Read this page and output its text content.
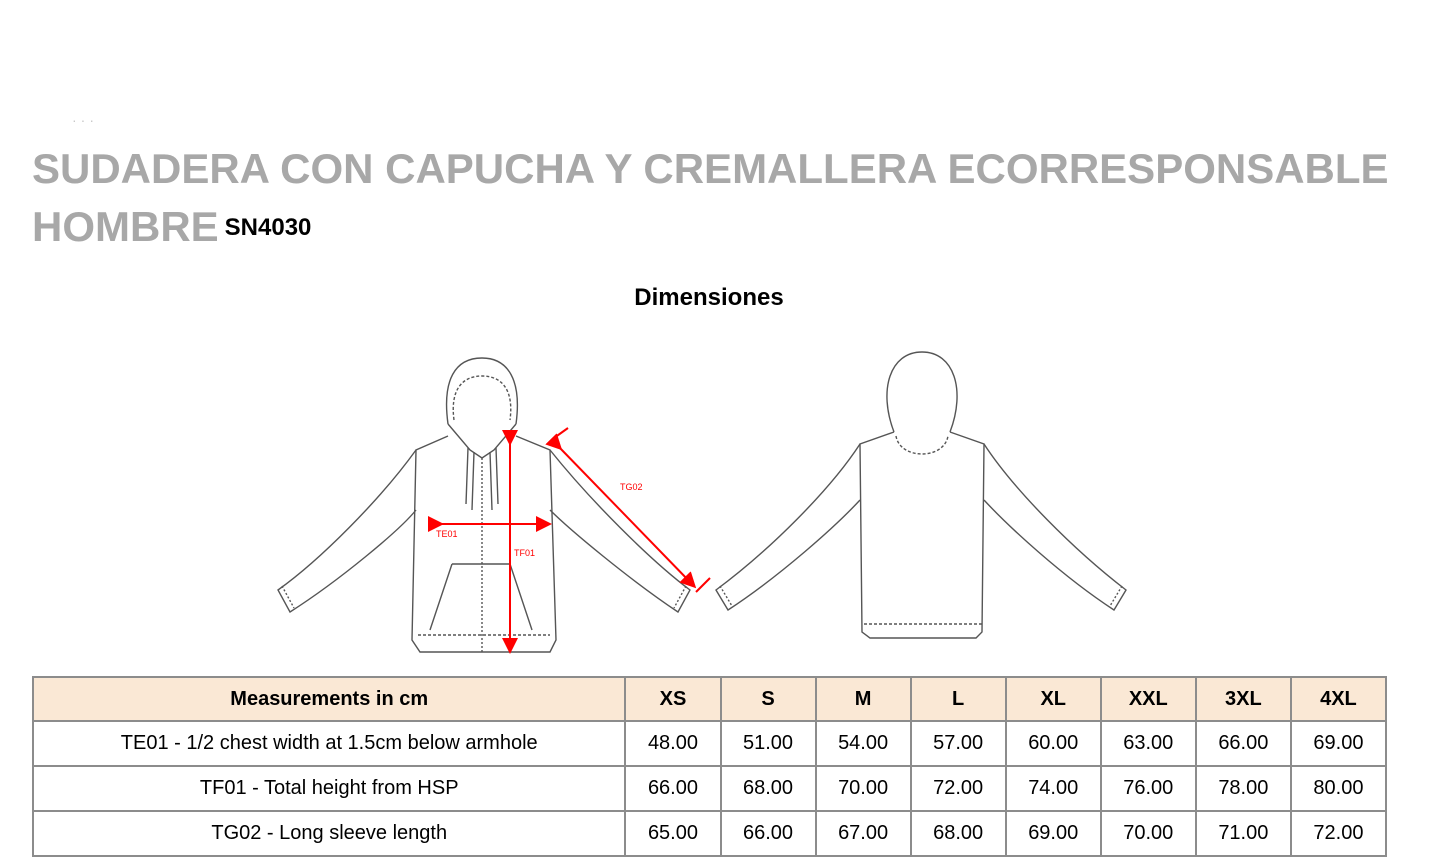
···
SUDADERA CON CAPUCHA Y CREMALLERA ECORRESPONSABLE HOMBRE SN4030
Dimensiones
TE01
TF01
TG02
Measurements in cm	XS	S	M	L	XL	XXL	3XL	4XL
TE01 - 1/2 chest width at 1.5cm below armhole	48.00	51.00	54.00	57.00	60.00	63.00	66.00	69.00
TF01 - Total height from HSP	66.00	68.00	70.00	72.00	74.00	76.00	78.00	80.00
TG02 - Long sleeve length	65.00	66.00	67.00	68.00	69.00	70.00	71.00	72.00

Instruction
Set the pictures aside and transcribe the data above exactly.

Response
Read this page and output its text content.
···
SUDADERA CON CAPUCHA Y CREMALLERA ECORRESPONSABLE HOMBRE SN4030
Dimensiones
TE01
TF01
TG02
Measurements in cm	XS	S	M	L	XL	XXL	3XL	4XL
TE01 - 1/2 chest width at 1.5cm below armhole	48.00	51.00	54.00	57.00	60.00	63.00	66.00	69.00
TF01 - Total height from HSP	66.00	68.00	70.00	72.00	74.00	76.00	78.00	80.00
TG02 - Long sleeve length	65.00	66.00	67.00	68.00	69.00	70.00	71.00	72.00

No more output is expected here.